▶ _Stated goal_: Copy every line of the data that contains the string "vermogen".

▶ _Data to use_:
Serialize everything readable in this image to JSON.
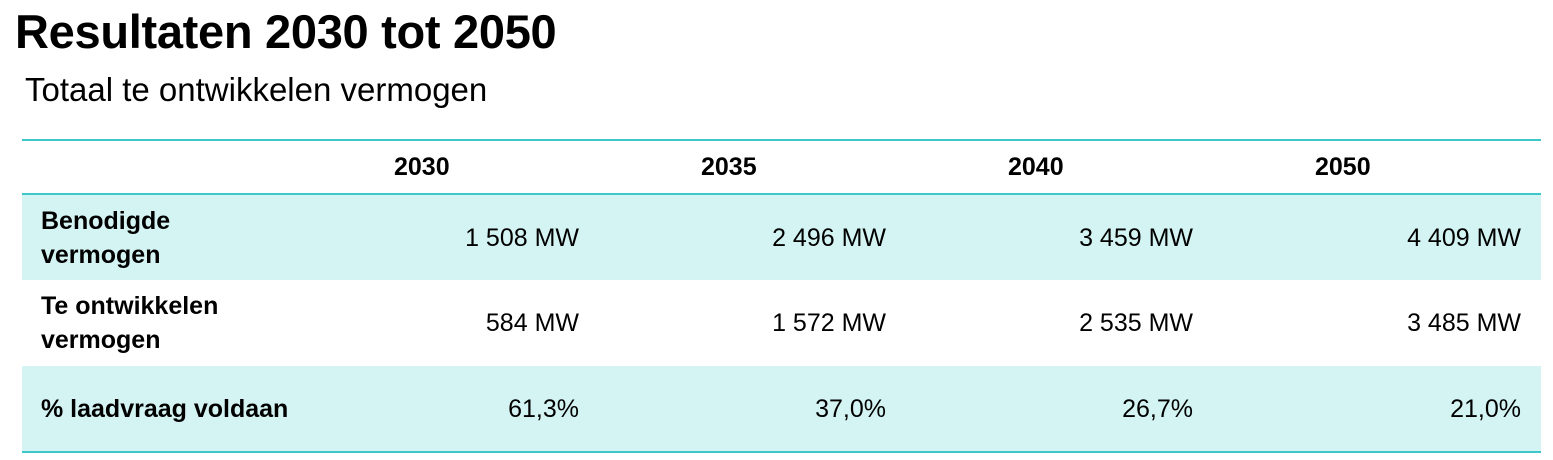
{
  "title": "Resultaten 2030 tot 2050",
  "subtitle": "Totaal te ontwikkelen vermogen",
  "table": {
    "columns": [
      "",
      "2030",
      "2035",
      "2040",
      "2050"
    ],
    "rows": [
      {
        "label": "Benodigde vermogen",
        "values": [
          "1 508 MW",
          "2 496 MW",
          "3 459 MW",
          "4 409 MW"
        ]
      },
      {
        "label": "Te ontwikkelen vermogen",
        "values": [
          "584 MW",
          "1 572 MW",
          "2 535 MW",
          "3 485 MW"
        ]
      },
      {
        "label": "% laadvraag voldaan",
        "values": [
          "61,3%",
          "37,0%",
          "26,7%",
          "21,0%"
        ]
      }
    ]
  },
  "colors": {
    "accent_line": "#3cc8c8",
    "row_shading": "#d4f4f4"
  }
}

▶ _The completed task_:
  "subtitle": "Totaal te ontwikkelen vermogen",
        "label": "Benodigde vermogen",
        "label": "Te ontwikkelen vermogen",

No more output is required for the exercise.